- **YOUR INSTRUCTIONS**: Pictures are not part of the copy; repeat everything else in the records exactly.
>> Begin RECORDS FOR THIS EXERCISE
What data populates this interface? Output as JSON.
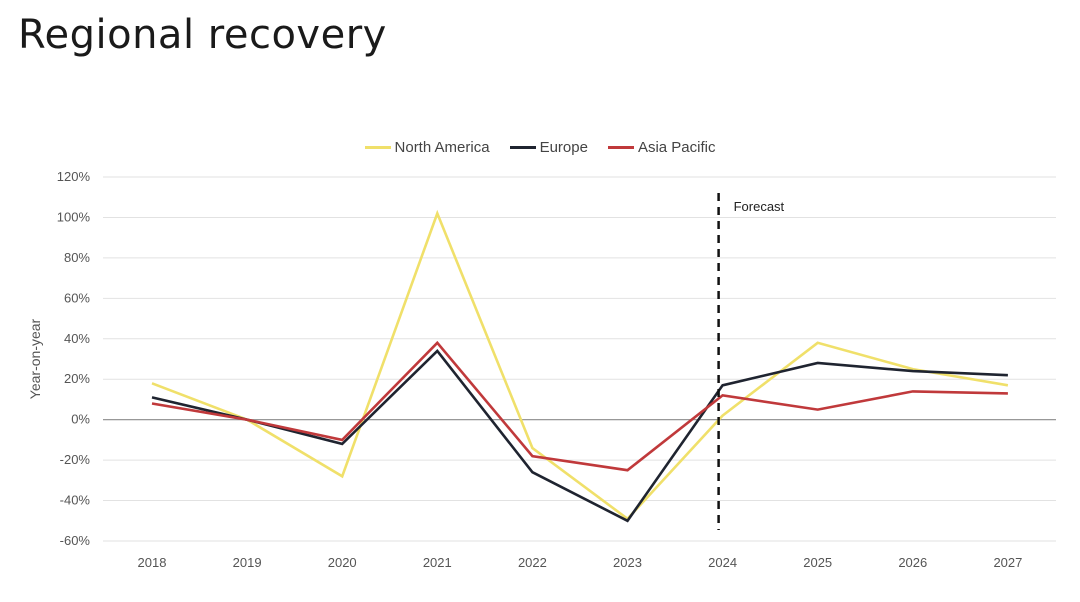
{
  "chart_data": {
    "type": "line",
    "title": "Regional recovery",
    "ylabel": "Year-on-year",
    "xlabel": "",
    "categories": [
      "2018",
      "2019",
      "2020",
      "2021",
      "2022",
      "2023",
      "2024",
      "2025",
      "2026",
      "2027"
    ],
    "yticks": [
      -60,
      -40,
      -20,
      0,
      20,
      40,
      60,
      80,
      100,
      120
    ],
    "ytick_labels": [
      "-60%",
      "-40%",
      "-20%",
      "0%",
      "20%",
      "40%",
      "60%",
      "80%",
      "100%",
      "120%"
    ],
    "ylim": [
      -60,
      120
    ],
    "grid": true,
    "legend_position": "top-center",
    "series": [
      {
        "name": "North America",
        "color": "#f0e06a",
        "values": [
          18,
          0,
          -28,
          102,
          -14,
          -49,
          2,
          38,
          25,
          17
        ]
      },
      {
        "name": "Europe",
        "color": "#1f2430",
        "values": [
          11,
          0,
          -12,
          34,
          -26,
          -50,
          17,
          28,
          24,
          22
        ]
      },
      {
        "name": "Asia Pacific",
        "color": "#c0393b",
        "values": [
          8,
          0,
          -10,
          38,
          -18,
          -25,
          12,
          5,
          14,
          13
        ]
      }
    ],
    "annotation": {
      "text": "Forecast",
      "category": "2024"
    }
  }
}
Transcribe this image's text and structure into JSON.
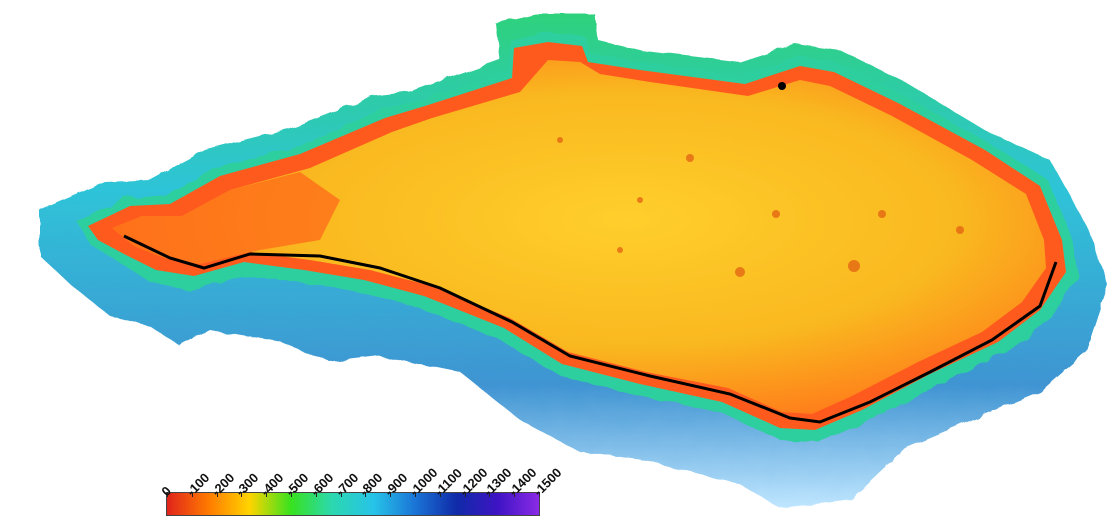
{
  "legend": {
    "ticks": [
      "0",
      "-100",
      "-200",
      "-300",
      "-400",
      "-500",
      "-600",
      "-700",
      "-800",
      "-900",
      "-1000",
      "-1100",
      "-1200",
      "-1300",
      "-1400",
      "-1500"
    ],
    "range": [
      0,
      -1500
    ],
    "colors": [
      "#e0241c",
      "#ff7a00",
      "#ffd400",
      "#38e21e",
      "#2bd8b0",
      "#27c3e8",
      "#1a74d6",
      "#0f2aa8",
      "#3e14c4",
      "#8a2be6"
    ]
  },
  "map": {
    "colors": {
      "plateau": "#f5b51c",
      "plateau_light": "#ffd23a",
      "rim": "#ff5a1e",
      "edge_line": "#000000",
      "scarp_green": "#2fd27c",
      "slope_cyan": "#2ec4d8",
      "deep_blue": "#2a7fc4",
      "shelf_white": "#eaf6ff"
    }
  }
}
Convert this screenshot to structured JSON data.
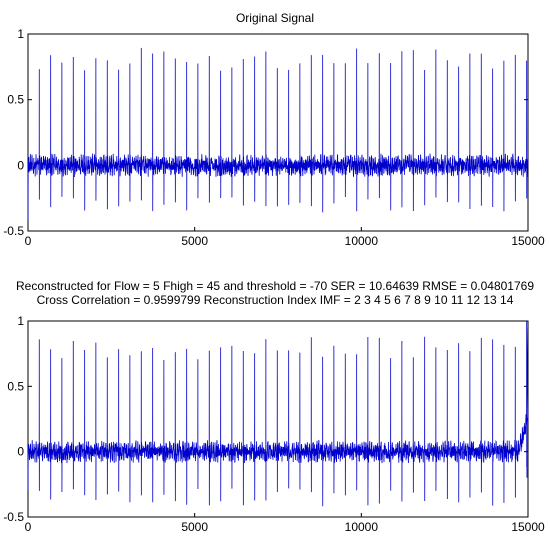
{
  "chart_data": [
    {
      "type": "line",
      "title": "Original Signal",
      "subtitle": "",
      "xlabel": "",
      "ylabel": "",
      "xlim": [
        0,
        15000
      ],
      "ylim": [
        -0.5,
        1
      ],
      "xticks": [
        "0",
        "5000",
        "10000",
        "15000"
      ],
      "yticks": [
        "-0.5",
        "0",
        "0.5",
        "1"
      ],
      "grid": false,
      "color": "#0000cc",
      "series": [
        {
          "beat_period": 340,
          "num_samples": 15000,
          "baseline": 0.0,
          "noise_band": [
            -0.12,
            0.12
          ],
          "r_peak_typical": [
            0.72,
            0.9
          ],
          "s_trough_typical": [
            -0.24,
            -0.36
          ],
          "x": [
            0,
            20,
            330,
            340,
            345,
            360,
            670,
            680,
            685,
            700,
            1010,
            1020,
            1025,
            1040,
            14620,
            14630,
            14635,
            14650,
            15000
          ],
          "y": [
            -0.42,
            0.05,
            0.0,
            0.82,
            -0.3,
            0.08,
            0.0,
            0.8,
            -0.28,
            0.08,
            0.0,
            0.78,
            -0.3,
            0.08,
            0.0,
            0.85,
            -0.35,
            0.08,
            0.0
          ]
        }
      ]
    },
    {
      "type": "line",
      "title": "Reconstructed for Flow = 5 Fhigh = 45 and threshold = -70 SER = 10.64639 RMSE = 0.04801769",
      "subtitle": "Cross Correlation = 0.9599799 Reconstruction Index IMF = 2  3  4  5  6  7  8  9  10  11  12  13  14",
      "xlabel": "",
      "ylabel": "",
      "xlim": [
        0,
        15000
      ],
      "ylim": [
        -0.5,
        1
      ],
      "xticks": [
        "0",
        "5000",
        "10000",
        "15000"
      ],
      "yticks": [
        "-0.5",
        "0",
        "0.5",
        "1"
      ],
      "grid": false,
      "color": "#0000cc",
      "series": [
        {
          "beat_period": 340,
          "num_samples": 15000,
          "baseline": 0.0,
          "noise_band": [
            -0.12,
            0.12
          ],
          "r_peak_typical": [
            0.7,
            0.88
          ],
          "s_trough_typical": [
            -0.28,
            -0.42
          ],
          "x": [
            0,
            20,
            330,
            340,
            345,
            360,
            14620,
            14630,
            14635,
            14650,
            14900,
            14960,
            15000
          ],
          "y": [
            -0.3,
            0.05,
            0.0,
            0.8,
            -0.35,
            0.08,
            0.0,
            0.84,
            -0.4,
            0.08,
            0.25,
            0.95,
            -0.15
          ]
        }
      ]
    }
  ]
}
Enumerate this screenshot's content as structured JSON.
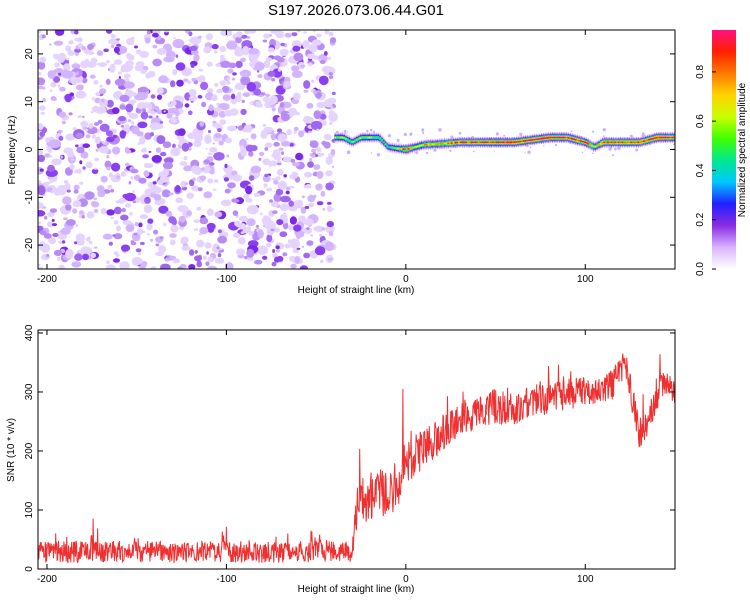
>> End RECORDS FOR THIS EXERCISE
- **RESULT FOR THIS EXERCISE**:
What data populates this interface? Output as JSON.
{
  "chart_data": {
    "type": "line",
    "title": "Regional recovery",
    "ylabel": "Year-on-year",
    "xlabel": "",
    "categories": [
      "2018",
      "2019",
      "2020",
      "2021",
      "2022",
      "2023",
      "2024",
      "2025",
      "2026",
      "2027"
    ],
    "yticks": [
      -60,
      -40,
      -20,
      0,
      20,
      40,
      60,
      80,
      100,
      120
    ],
    "ytick_labels": [
      "-60%",
      "-40%",
      "-20%",
      "0%",
      "20%",
      "40%",
      "60%",
      "80%",
      "100%",
      "120%"
    ],
    "ylim": [
      -60,
      120
    ],
    "grid": true,
    "legend_position": "top-center",
    "series": [
      {
        "name": "North America",
        "color": "#f0e06a",
        "values": [
          18,
          0,
          -28,
          102,
          -14,
          -49,
          2,
          38,
          25,
          17
        ]
      },
      {
        "name": "Europe",
        "color": "#1f2430",
        "values": [
          11,
          0,
          -12,
          34,
          -26,
          -50,
          17,
          28,
          24,
          22
        ]
      },
      {
        "name": "Asia Pacific",
        "color": "#c0393b",
        "values": [
          8,
          0,
          -10,
          38,
          -18,
          -25,
          12,
          5,
          14,
          13
        ]
      }
    ],
    "annotation": {
      "text": "Forecast",
      "category": "2024"
    }
  }
}
Transcribe this image's text and structure into JSON.
{
  "legend": {
    "ticks": [
      "0",
      "-100",
      "-200",
      "-300",
      "-400",
      "-500",
      "-600",
      "-700",
      "-800",
      "-900",
      "-1000",
      "-1100",
      "-1200",
      "-1300",
      "-1400",
      "-1500"
    ],
    "range": [
      0,
      -1500
    ],
    "colors": [
      "#e0241c",
      "#ff7a00",
      "#ffd400",
      "#38e21e",
      "#2bd8b0",
      "#27c3e8",
      "#1a74d6",
      "#0f2aa8",
      "#3e14c4",
      "#8a2be6"
    ]
  },
  "map": {
    "colors": {
      "plateau": "#f5b51c",
      "plateau_light": "#ffd23a",
      "rim": "#ff5a1e",
      "edge_line": "#000000",
      "scarp_green": "#2fd27c",
      "slope_cyan": "#2ec4d8",
      "deep_blue": "#2a7fc4",
      "shelf_white": "#eaf6ff"
    }
  }
}
Convert this screenshot to structured JSON data.
{
  "chart_data": [
    {
      "type": "line",
      "title": "Original Signal",
      "subtitle": "",
      "xlabel": "",
      "ylabel": "",
      "xlim": [
        0,
        15000
      ],
      "ylim": [
        -0.5,
        1
      ],
      "xticks": [
        "0",
        "5000",
        "10000",
        "15000"
      ],
      "yticks": [
        "-0.5",
        "0",
        "0.5",
        "1"
      ],
      "grid": false,
      "color": "#0000cc",
      "series": [
        {
          "beat_period": 340,
          "num_samples": 15000,
          "baseline": 0.0,
          "noise_band": [
            -0.12,
            0.12
          ],
          "r_peak_typical": [
            0.72,
            0.9
          ],
          "s_trough_typical": [
            -0.24,
            -0.36
          ],
          "x": [
            0,
            20,
            330,
            340,
            345,
            360,
            670,
            680,
            685,
            700,
            1010,
            1020,
            1025,
            1040,
            14620,
            14630,
            14635,
            14650,
            15000
          ],
          "y": [
            -0.42,
            0.05,
            0.0,
            0.82,
            -0.3,
            0.08,
            0.0,
            0.8,
            -0.28,
            0.08,
            0.0,
            0.78,
            -0.3,
            0.08,
            0.0,
            0.85,
            -0.35,
            0.08,
            0.0
          ]
        }
      ]
    },
    {
      "type": "line",
      "title": "Reconstructed for Flow = 5 Fhigh = 45 and threshold = -70 SER = 10.64639 RMSE = 0.04801769",
      "subtitle": "Cross Correlation = 0.9599799 Reconstruction Index IMF = 2  3  4  5  6  7  8  9  10  11  12  13  14",
      "xlabel": "",
      "ylabel": "",
      "xlim": [
        0,
        15000
      ],
      "ylim": [
        -0.5,
        1
      ],
      "xticks": [
        "0",
        "5000",
        "10000",
        "15000"
      ],
      "yticks": [
        "-0.5",
        "0",
        "0.5",
        "1"
      ],
      "grid": false,
      "color": "#0000cc",
      "series": [
        {
          "beat_period": 340,
          "num_samples": 15000,
          "baseline": 0.0,
          "noise_band": [
            -0.12,
            0.12
          ],
          "r_peak_typical": [
            0.7,
            0.88
          ],
          "s_trough_typical": [
            -0.28,
            -0.42
          ],
          "x": [
            0,
            20,
            330,
            340,
            345,
            360,
            14620,
            14630,
            14635,
            14650,
            14900,
            14960,
            15000
          ],
          "y": [
            -0.3,
            0.05,
            0.0,
            0.8,
            -0.35,
            0.08,
            0.0,
            0.84,
            -0.4,
            0.08,
            0.25,
            0.95,
            -0.15
          ]
        }
      ]
    }
  ]
}
Enumerate this screenshot's content as structured JSON.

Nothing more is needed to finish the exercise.